:: AVAILABLE RECORDS ::
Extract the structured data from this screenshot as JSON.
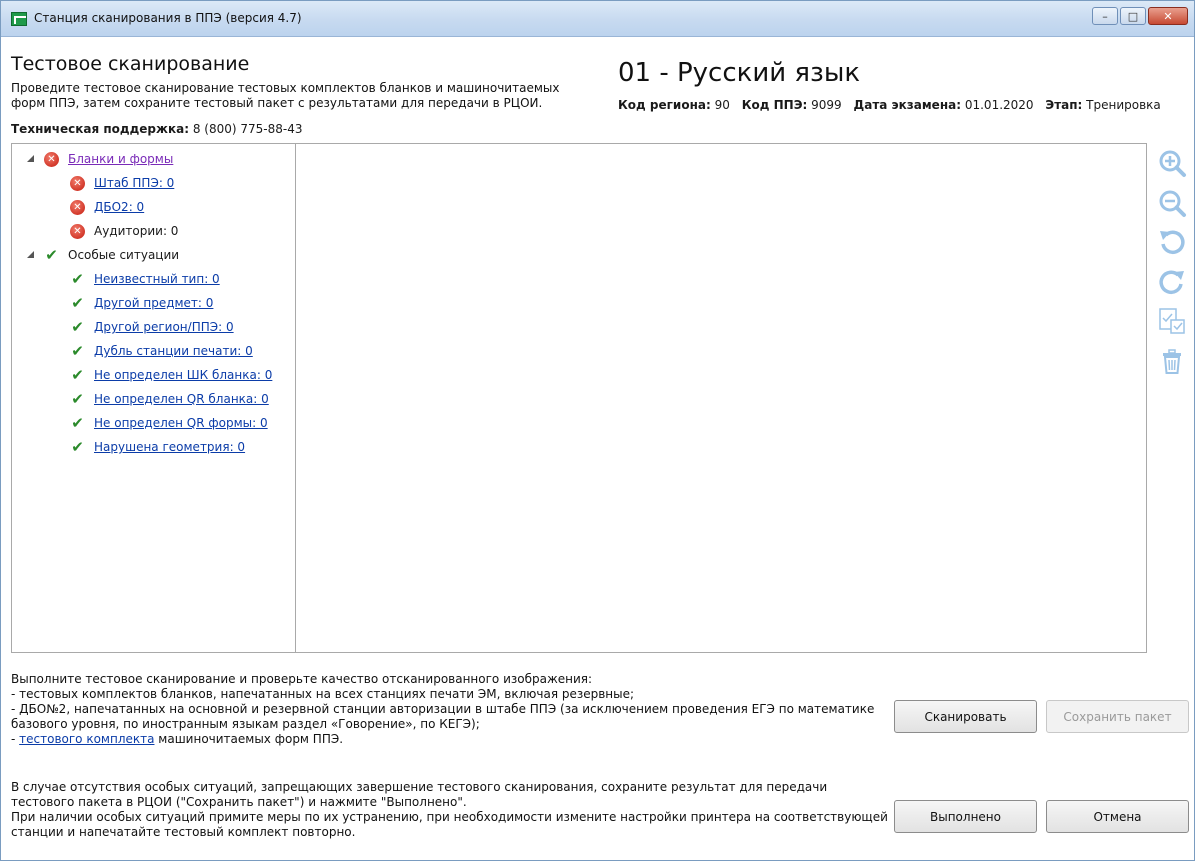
{
  "window": {
    "title": "Станция сканирования в ППЭ (версия 4.7)",
    "buttons": {
      "minimize": "–",
      "maximize": "□",
      "close": "✕"
    }
  },
  "header": {
    "title": "Тестовое сканирование",
    "description": "Проведите тестовое сканирование тестовых комплектов бланков и машиночитаемых форм ППЭ, затем сохраните тестовый пакет с результатами для передачи в РЦОИ.",
    "support_label": "Техническая поддержка:",
    "support_phone": "8 (800) 775-88-43",
    "subject": "01 - Русский язык",
    "region_label": "Код региона:",
    "region_value": "90",
    "ppe_label": "Код ППЭ:",
    "ppe_value": "9099",
    "date_label": "Дата экзамена:",
    "date_value": "01.01.2020",
    "stage_label": "Этап:",
    "stage_value": "Тренировка"
  },
  "tree": {
    "blanks": {
      "label": "Бланки и формы",
      "items": [
        "Штаб ППЭ: 0",
        "ДБО2: 0",
        "Аудитории: 0"
      ]
    },
    "special": {
      "label": "Особые ситуации",
      "items": [
        "Неизвестный тип: 0",
        "Другой предмет: 0",
        "Другой регион/ППЭ: 0",
        "Дубль станции печати: 0",
        "Не определен ШК бланка: 0",
        "Не определен QR бланка: 0",
        "Не определен QR формы: 0",
        "Нарушена геометрия: 0"
      ]
    }
  },
  "toolbar": {
    "icons": [
      "zoom-in-icon",
      "zoom-out-icon",
      "rotate-left-icon",
      "rotate-right-icon",
      "check-pages-icon",
      "delete-icon"
    ]
  },
  "instructions": {
    "line1": "Выполните тестовое сканирование и проверьте качество отсканированного изображения:",
    "line2": "- тестовых комплектов бланков, напечатанных на всех станциях печати ЭМ, включая резервные;",
    "line3": "- ДБО№2, напечатанных на основной и резервной станции авторизации в штабе ППЭ (за исключением проведения ЕГЭ по математике базового уровня, по иностранным языкам раздел «Говорение», по КЕГЭ);",
    "line4_prefix": "- ",
    "line4_link": "тестового комплекта",
    "line4_suffix": " машиночитаемых форм ППЭ."
  },
  "note": {
    "text1": "В случае отсутствия особых ситуаций, запрещающих завершение тестового сканирования, сохраните результат для передачи тестового пакета в РЦОИ (\"Сохранить пакет\") и нажмите \"Выполнено\".",
    "text2": "При наличии особых ситуаций примите меры по их устранению, при необходимости измените настройки принтера на соответствующей станции и напечатайте тестовый комплект повторно."
  },
  "buttons": {
    "scan": "Сканировать",
    "save_package": "Сохранить пакет",
    "done": "Выполнено",
    "cancel": "Отмена"
  },
  "colors": {
    "link": "#0b3ca8",
    "visited_link": "#7a2bb8",
    "error": "#d2382a",
    "ok": "#2b8a2b",
    "toolbar_icon": "#9cc3e6"
  }
}
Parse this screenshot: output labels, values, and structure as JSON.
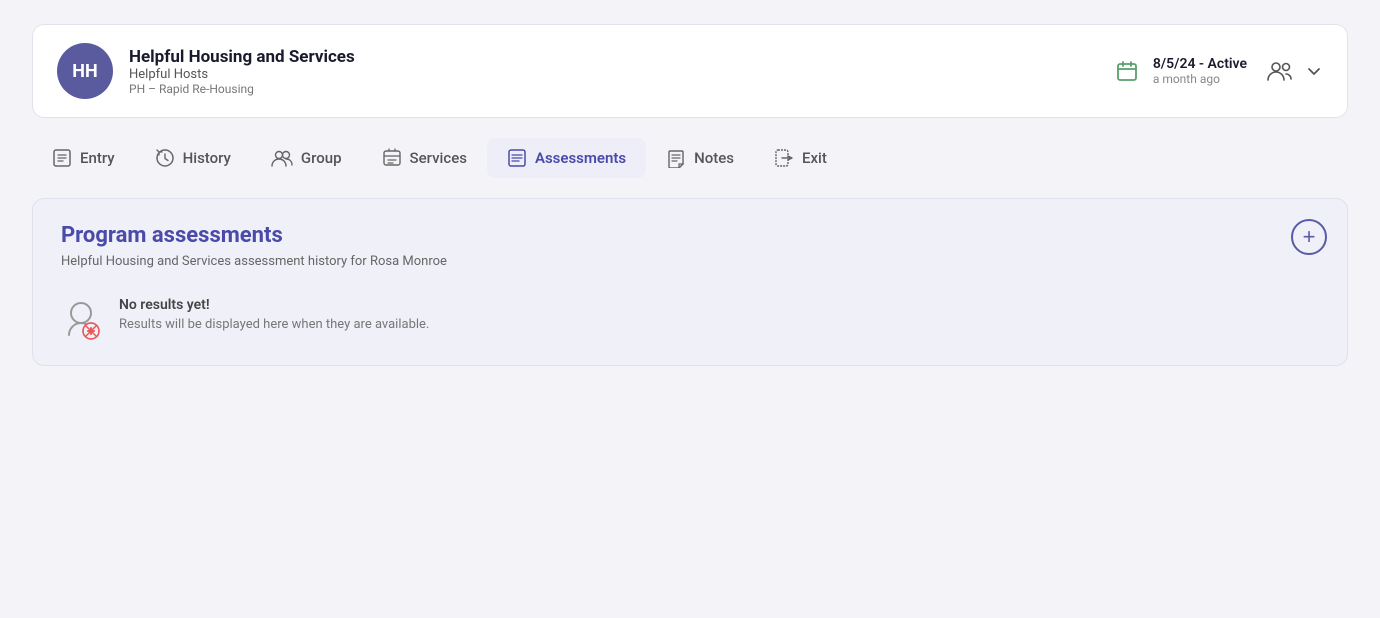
{
  "header": {
    "avatar_initials": "HH",
    "org_name": "Helpful Housing and Services",
    "org_sub": "Helpful Hosts",
    "org_type": "PH – Rapid Re-Housing",
    "status_date": "8/5/24 - Active",
    "status_ago": "a month ago"
  },
  "nav": {
    "tabs": [
      {
        "id": "entry",
        "label": "Entry",
        "active": false
      },
      {
        "id": "history",
        "label": "History",
        "active": false
      },
      {
        "id": "group",
        "label": "Group",
        "active": false
      },
      {
        "id": "services",
        "label": "Services",
        "active": false
      },
      {
        "id": "assessments",
        "label": "Assessments",
        "active": true
      },
      {
        "id": "notes",
        "label": "Notes",
        "active": false
      },
      {
        "id": "exit",
        "label": "Exit",
        "active": false
      }
    ]
  },
  "content": {
    "section_title": "Program assessments",
    "section_subtitle": "Helpful Housing and Services assessment history for Rosa Monroe",
    "no_results_title": "No results yet!",
    "no_results_subtitle": "Results will be displayed here when they are available.",
    "add_button_label": "+"
  }
}
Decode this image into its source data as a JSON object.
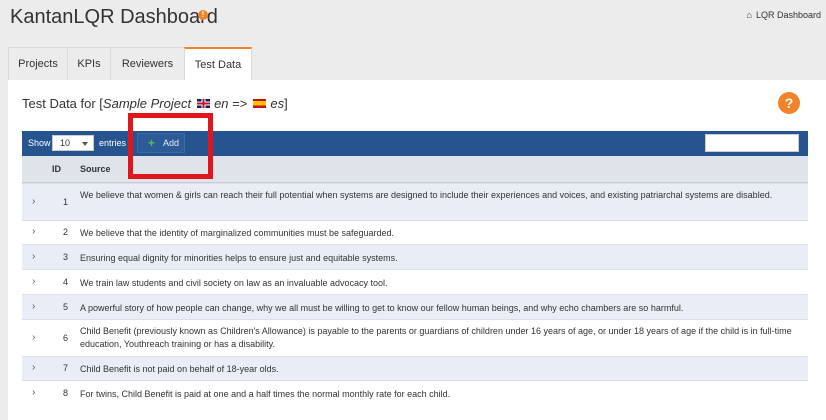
{
  "header": {
    "title": "KantanLQR Dashboard",
    "breadcrumb": "LQR Dashboard",
    "home_icon": "home-icon",
    "info_icon": "info-icon"
  },
  "tabs": [
    {
      "label": "Projects",
      "active": false
    },
    {
      "label": "KPIs",
      "active": false
    },
    {
      "label": "Reviewers",
      "active": false
    },
    {
      "label": "Test Data",
      "active": true
    }
  ],
  "panel": {
    "title_prefix": "Test Data for [",
    "project": "Sample Project",
    "source_lang": "en",
    "arrow": "=>",
    "target_lang": "es",
    "title_suffix": "]",
    "help_icon": "question-icon"
  },
  "toolbar": {
    "show_label": "Show",
    "entries_value": "10",
    "entries_label": "entries",
    "add_label": "Add",
    "search_value": ""
  },
  "table": {
    "columns": [
      "ID",
      "Source"
    ],
    "rows": [
      {
        "id": "1",
        "source": "We believe that women & girls can reach their full potential when systems are designed to include their experiences and voices, and existing patriarchal systems are disabled."
      },
      {
        "id": "2",
        "source": "We believe that the identity of marginalized communities must be safeguarded."
      },
      {
        "id": "3",
        "source": "Ensuring equal dignity for minorities helps to ensure just and equitable systems."
      },
      {
        "id": "4",
        "source": "We train law students and civil society on law as an invaluable advocacy tool."
      },
      {
        "id": "5",
        "source": "A powerful story of how people can change, why we all must be willing to get to know our fellow human beings, and why echo chambers are so harmful."
      },
      {
        "id": "6",
        "source": "Child Benefit (previously known as Children's Allowance) is payable to the parents or guardians of children under 16 years of age, or under 18 years of age if the child is in full-time education, Youthreach training or has a disability."
      },
      {
        "id": "7",
        "source": "Child Benefit is not paid on behalf of 18-year olds."
      },
      {
        "id": "8",
        "source": "For twins, Child Benefit is paid at one and a half times the normal monthly rate for each child."
      }
    ]
  },
  "colors": {
    "accent": "#f0832a",
    "toolbar": "#26548f",
    "highlight": "#e0161c"
  }
}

:: DESCRIPTION OF THE TASK ::
Make an exact copy of every entry above, minus the images.

:: THE RESULT ::
Extract the structured data from this screenshot as JSON.
{
  "window": {
    "title": "Станция сканирования в ППЭ (версия 4.7)",
    "buttons": {
      "minimize": "–",
      "maximize": "□",
      "close": "✕"
    }
  },
  "header": {
    "title": "Тестовое сканирование",
    "description": "Проведите тестовое сканирование тестовых комплектов бланков и машиночитаемых форм ППЭ, затем сохраните тестовый пакет с результатами для передачи в РЦОИ.",
    "support_label": "Техническая поддержка:",
    "support_phone": "8 (800) 775-88-43",
    "subject": "01 - Русский язык",
    "region_label": "Код региона:",
    "region_value": "90",
    "ppe_label": "Код ППЭ:",
    "ppe_value": "9099",
    "date_label": "Дата экзамена:",
    "date_value": "01.01.2020",
    "stage_label": "Этап:",
    "stage_value": "Тренировка"
  },
  "tree": {
    "blanks": {
      "label": "Бланки и формы",
      "items": [
        "Штаб ППЭ: 0",
        "ДБО2: 0",
        "Аудитории: 0"
      ]
    },
    "special": {
      "label": "Особые ситуации",
      "items": [
        "Неизвестный тип: 0",
        "Другой предмет: 0",
        "Другой регион/ППЭ: 0",
        "Дубль станции печати: 0",
        "Не определен ШК бланка: 0",
        "Не определен QR бланка: 0",
        "Не определен QR формы: 0",
        "Нарушена геометрия: 0"
      ]
    }
  },
  "toolbar": {
    "icons": [
      "zoom-in-icon",
      "zoom-out-icon",
      "rotate-left-icon",
      "rotate-right-icon",
      "check-pages-icon",
      "delete-icon"
    ]
  },
  "instructions": {
    "line1": "Выполните тестовое сканирование и проверьте качество отсканированного изображения:",
    "line2": "- тестовых комплектов бланков, напечатанных на всех станциях печати ЭМ, включая резервные;",
    "line3": "- ДБО№2, напечатанных на основной и резервной станции авторизации в штабе ППЭ (за исключением проведения ЕГЭ по математике базового уровня, по иностранным языкам раздел «Говорение», по КЕГЭ);",
    "line4_prefix": "- ",
    "line4_link": "тестового комплекта",
    "line4_suffix": " машиночитаемых форм ППЭ."
  },
  "note": {
    "text1": "В случае отсутствия особых ситуаций, запрещающих завершение тестового сканирования, сохраните результат для передачи тестового пакета в РЦОИ (\"Сохранить пакет\") и нажмите \"Выполнено\".",
    "text2": "При наличии особых ситуаций примите меры по их устранению, при необходимости измените настройки принтера на соответствующей станции и напечатайте тестовый комплект повторно."
  },
  "buttons": {
    "scan": "Сканировать",
    "save_package": "Сохранить пакет",
    "done": "Выполнено",
    "cancel": "Отмена"
  },
  "colors": {
    "link": "#0b3ca8",
    "visited_link": "#7a2bb8",
    "error": "#d2382a",
    "ok": "#2b8a2b",
    "toolbar_icon": "#9cc3e6"
  }
}
Parse this screenshot: output labels, values, and structure as JSON.
{
  "header": {
    "avatar_initials": "HH",
    "org_name": "Helpful Housing and Services",
    "org_sub": "Helpful Hosts",
    "org_type": "PH – Rapid Re-Housing",
    "status_date": "8/5/24 - Active",
    "status_ago": "a month ago"
  },
  "nav": {
    "tabs": [
      {
        "id": "entry",
        "label": "Entry",
        "active": false
      },
      {
        "id": "history",
        "label": "History",
        "active": false
      },
      {
        "id": "group",
        "label": "Group",
        "active": false
      },
      {
        "id": "services",
        "label": "Services",
        "active": false
      },
      {
        "id": "assessments",
        "label": "Assessments",
        "active": true
      },
      {
        "id": "notes",
        "label": "Notes",
        "active": false
      },
      {
        "id": "exit",
        "label": "Exit",
        "active": false
      }
    ]
  },
  "content": {
    "section_title": "Program assessments",
    "section_subtitle": "Helpful Housing and Services assessment history for Rosa Monroe",
    "no_results_title": "No results yet!",
    "no_results_subtitle": "Results will be displayed here when they are available.",
    "add_button_label": "+"
  }
}
Decode this image into its source data as a JSON object.
{
  "header": {
    "title": "KantanLQR Dashboard",
    "breadcrumb": "LQR Dashboard",
    "home_icon": "home-icon",
    "info_icon": "info-icon"
  },
  "tabs": [
    {
      "label": "Projects",
      "active": false
    },
    {
      "label": "KPIs",
      "active": false
    },
    {
      "label": "Reviewers",
      "active": false
    },
    {
      "label": "Test Data",
      "active": true
    }
  ],
  "panel": {
    "title_prefix": "Test Data for [",
    "project": "Sample Project",
    "source_lang": "en",
    "arrow": "=>",
    "target_lang": "es",
    "title_suffix": "]",
    "help_icon": "question-icon"
  },
  "toolbar": {
    "show_label": "Show",
    "entries_value": "10",
    "entries_label": "entries",
    "add_label": "Add",
    "search_value": ""
  },
  "table": {
    "columns": [
      "ID",
      "Source"
    ],
    "rows": [
      {
        "id": "1",
        "source": "We believe that women & girls can reach their full potential when systems are designed to include their experiences and voices, and existing patriarchal systems are disabled."
      },
      {
        "id": "2",
        "source": "We believe that the identity of marginalized communities must be safeguarded."
      },
      {
        "id": "3",
        "source": "Ensuring equal dignity for minorities helps to ensure just and equitable systems."
      },
      {
        "id": "4",
        "source": "We train law students and civil society on law as an invaluable advocacy tool."
      },
      {
        "id": "5",
        "source": "A powerful story of how people can change, why we all must be willing to get to know our fellow human beings, and why echo chambers are so harmful."
      },
      {
        "id": "6",
        "source": "Child Benefit (previously known as Children's Allowance) is payable to the parents or guardians of children under 16 years of age, or under 18 years of age if the child is in full-time education, Youthreach training or has a disability."
      },
      {
        "id": "7",
        "source": "Child Benefit is not paid on behalf of 18-year olds."
      },
      {
        "id": "8",
        "source": "For twins, Child Benefit is paid at one and a half times the normal monthly rate for each child."
      }
    ]
  },
  "colors": {
    "accent": "#f0832a",
    "toolbar": "#26548f",
    "highlight": "#e0161c"
  }
}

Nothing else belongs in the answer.